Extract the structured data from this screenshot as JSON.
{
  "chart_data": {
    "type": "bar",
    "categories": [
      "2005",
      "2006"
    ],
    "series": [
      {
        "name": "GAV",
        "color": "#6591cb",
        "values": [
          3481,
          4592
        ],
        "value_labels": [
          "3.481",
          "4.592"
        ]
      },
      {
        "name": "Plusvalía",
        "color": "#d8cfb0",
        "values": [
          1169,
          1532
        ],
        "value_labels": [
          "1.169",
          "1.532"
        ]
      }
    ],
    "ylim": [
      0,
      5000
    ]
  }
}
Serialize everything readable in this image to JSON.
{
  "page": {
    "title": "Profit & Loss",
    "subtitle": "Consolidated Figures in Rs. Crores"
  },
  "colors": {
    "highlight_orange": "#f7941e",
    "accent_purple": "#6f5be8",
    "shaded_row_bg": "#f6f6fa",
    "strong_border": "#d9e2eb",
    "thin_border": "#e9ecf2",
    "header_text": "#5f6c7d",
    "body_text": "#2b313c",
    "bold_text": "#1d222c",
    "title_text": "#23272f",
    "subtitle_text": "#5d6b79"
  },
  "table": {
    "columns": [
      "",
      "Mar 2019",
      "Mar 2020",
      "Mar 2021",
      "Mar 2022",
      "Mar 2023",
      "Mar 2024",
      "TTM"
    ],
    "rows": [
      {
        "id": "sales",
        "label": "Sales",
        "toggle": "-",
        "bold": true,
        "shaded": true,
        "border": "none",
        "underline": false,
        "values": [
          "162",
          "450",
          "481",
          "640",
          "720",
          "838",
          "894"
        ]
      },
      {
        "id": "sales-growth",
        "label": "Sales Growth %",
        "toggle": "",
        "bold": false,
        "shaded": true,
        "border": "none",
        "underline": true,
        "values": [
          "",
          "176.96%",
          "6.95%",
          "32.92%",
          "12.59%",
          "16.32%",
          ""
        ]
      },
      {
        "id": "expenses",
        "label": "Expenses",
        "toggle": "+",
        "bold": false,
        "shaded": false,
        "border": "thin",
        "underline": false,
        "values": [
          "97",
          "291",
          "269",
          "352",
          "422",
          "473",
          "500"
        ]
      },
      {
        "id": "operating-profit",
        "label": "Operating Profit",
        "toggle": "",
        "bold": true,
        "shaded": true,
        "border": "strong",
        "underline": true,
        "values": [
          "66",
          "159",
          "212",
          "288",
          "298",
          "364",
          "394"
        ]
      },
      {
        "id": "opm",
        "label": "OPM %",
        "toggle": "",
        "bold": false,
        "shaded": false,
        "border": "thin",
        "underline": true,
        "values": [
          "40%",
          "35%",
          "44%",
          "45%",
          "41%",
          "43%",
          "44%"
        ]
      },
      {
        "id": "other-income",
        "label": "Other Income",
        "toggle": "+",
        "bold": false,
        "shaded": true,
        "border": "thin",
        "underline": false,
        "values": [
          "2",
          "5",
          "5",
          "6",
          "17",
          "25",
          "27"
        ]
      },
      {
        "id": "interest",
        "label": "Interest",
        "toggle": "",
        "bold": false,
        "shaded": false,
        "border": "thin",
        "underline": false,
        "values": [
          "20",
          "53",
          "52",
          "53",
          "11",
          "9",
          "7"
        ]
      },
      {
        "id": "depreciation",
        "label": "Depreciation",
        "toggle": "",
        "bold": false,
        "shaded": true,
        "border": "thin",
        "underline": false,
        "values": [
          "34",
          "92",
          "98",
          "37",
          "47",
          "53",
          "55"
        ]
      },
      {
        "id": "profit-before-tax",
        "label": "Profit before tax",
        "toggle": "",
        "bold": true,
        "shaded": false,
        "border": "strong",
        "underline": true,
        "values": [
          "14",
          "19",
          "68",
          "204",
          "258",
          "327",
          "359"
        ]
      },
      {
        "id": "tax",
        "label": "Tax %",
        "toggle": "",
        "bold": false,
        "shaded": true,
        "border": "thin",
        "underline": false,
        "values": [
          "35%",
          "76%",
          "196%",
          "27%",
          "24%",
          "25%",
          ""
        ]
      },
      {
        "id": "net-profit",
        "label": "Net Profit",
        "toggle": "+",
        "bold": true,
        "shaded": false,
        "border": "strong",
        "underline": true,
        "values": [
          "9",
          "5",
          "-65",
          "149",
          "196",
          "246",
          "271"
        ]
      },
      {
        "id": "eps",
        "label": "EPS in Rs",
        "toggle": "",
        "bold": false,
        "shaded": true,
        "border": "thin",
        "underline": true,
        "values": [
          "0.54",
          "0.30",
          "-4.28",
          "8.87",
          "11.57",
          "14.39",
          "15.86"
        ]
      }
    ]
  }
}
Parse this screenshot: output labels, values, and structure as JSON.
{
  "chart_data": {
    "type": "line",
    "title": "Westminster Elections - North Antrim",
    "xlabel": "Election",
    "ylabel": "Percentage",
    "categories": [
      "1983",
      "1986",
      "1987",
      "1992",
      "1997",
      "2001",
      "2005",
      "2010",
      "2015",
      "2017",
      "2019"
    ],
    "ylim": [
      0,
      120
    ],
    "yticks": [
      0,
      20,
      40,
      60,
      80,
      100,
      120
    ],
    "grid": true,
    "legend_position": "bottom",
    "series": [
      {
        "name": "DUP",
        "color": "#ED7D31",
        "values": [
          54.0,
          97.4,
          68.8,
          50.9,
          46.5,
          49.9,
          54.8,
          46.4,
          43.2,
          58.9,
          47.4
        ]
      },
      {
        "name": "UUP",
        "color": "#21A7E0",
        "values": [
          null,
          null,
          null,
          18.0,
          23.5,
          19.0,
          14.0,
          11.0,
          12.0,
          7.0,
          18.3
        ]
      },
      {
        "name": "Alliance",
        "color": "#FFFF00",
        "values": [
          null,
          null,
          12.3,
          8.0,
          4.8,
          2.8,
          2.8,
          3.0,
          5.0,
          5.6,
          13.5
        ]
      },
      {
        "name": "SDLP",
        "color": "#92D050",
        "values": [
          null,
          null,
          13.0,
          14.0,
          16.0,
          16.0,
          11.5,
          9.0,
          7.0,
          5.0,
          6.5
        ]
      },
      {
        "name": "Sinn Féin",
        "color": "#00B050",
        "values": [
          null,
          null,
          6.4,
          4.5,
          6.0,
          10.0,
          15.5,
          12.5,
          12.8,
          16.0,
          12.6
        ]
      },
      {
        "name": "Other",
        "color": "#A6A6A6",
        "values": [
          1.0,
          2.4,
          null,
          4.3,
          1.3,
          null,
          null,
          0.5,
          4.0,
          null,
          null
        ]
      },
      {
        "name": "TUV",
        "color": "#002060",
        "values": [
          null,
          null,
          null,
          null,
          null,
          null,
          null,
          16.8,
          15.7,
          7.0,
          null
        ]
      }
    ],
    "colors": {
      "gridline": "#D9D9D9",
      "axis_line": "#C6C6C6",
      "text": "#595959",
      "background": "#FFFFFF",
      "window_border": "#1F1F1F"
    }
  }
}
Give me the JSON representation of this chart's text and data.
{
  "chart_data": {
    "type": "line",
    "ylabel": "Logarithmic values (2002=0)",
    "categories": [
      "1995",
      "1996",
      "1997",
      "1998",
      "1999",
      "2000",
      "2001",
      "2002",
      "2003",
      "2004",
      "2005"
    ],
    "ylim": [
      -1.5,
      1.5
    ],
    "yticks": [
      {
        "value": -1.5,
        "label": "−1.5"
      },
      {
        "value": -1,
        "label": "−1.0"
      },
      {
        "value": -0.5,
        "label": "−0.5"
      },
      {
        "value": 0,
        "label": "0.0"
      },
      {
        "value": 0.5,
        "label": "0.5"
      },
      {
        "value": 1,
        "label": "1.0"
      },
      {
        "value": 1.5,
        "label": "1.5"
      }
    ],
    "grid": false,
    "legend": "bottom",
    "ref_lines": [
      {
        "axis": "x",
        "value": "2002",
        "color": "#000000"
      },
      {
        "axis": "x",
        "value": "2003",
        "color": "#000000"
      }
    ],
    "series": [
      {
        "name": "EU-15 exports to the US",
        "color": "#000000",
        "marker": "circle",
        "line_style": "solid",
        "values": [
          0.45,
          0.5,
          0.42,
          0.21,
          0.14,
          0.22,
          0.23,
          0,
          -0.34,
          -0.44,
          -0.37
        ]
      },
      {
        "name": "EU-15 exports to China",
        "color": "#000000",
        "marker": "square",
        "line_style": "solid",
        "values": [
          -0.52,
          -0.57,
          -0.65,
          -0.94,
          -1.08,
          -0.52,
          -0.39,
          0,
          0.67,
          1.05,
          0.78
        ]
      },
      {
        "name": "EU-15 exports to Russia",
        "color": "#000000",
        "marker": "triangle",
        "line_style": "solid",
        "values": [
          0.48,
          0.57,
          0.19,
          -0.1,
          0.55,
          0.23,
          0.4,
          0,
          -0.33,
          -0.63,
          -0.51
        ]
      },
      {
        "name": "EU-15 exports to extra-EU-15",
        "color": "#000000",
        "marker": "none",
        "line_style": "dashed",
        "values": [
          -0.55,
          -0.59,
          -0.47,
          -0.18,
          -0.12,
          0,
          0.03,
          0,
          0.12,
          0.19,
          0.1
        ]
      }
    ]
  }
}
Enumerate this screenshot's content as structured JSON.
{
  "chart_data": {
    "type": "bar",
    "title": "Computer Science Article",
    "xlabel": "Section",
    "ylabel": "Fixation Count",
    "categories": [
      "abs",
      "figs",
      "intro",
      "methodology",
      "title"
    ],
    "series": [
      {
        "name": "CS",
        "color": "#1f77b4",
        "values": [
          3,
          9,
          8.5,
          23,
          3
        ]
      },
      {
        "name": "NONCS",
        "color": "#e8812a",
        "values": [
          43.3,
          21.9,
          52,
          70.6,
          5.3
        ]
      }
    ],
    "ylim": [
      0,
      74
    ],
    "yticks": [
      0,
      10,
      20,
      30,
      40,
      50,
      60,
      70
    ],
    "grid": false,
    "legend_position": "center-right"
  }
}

### Objective
Find the line containing "Enumerate this screenshot's". Reproduce it exactly, along with every line after it through the last.

### Response to the task
Enumerate this screenshot's content as structured JSON.
{
  "chart_data": {
    "type": "bar",
    "title": "Computer Science Article",
    "xlabel": "Section",
    "ylabel": "Fixation Count",
    "categories": [
      "abs",
      "figs",
      "intro",
      "methodology",
      "title"
    ],
    "series": [
      {
        "name": "CS",
        "color": "#1f77b4",
        "values": [
          3,
          9,
          8.5,
          23,
          3
        ]
      },
      {
        "name": "NONCS",
        "color": "#e8812a",
        "values": [
          43.3,
          21.9,
          52,
          70.6,
          5.3
        ]
      }
    ],
    "ylim": [
      0,
      74
    ],
    "yticks": [
      0,
      10,
      20,
      30,
      40,
      50,
      60,
      70
    ],
    "grid": false,
    "legend_position": "center-right"
  }
}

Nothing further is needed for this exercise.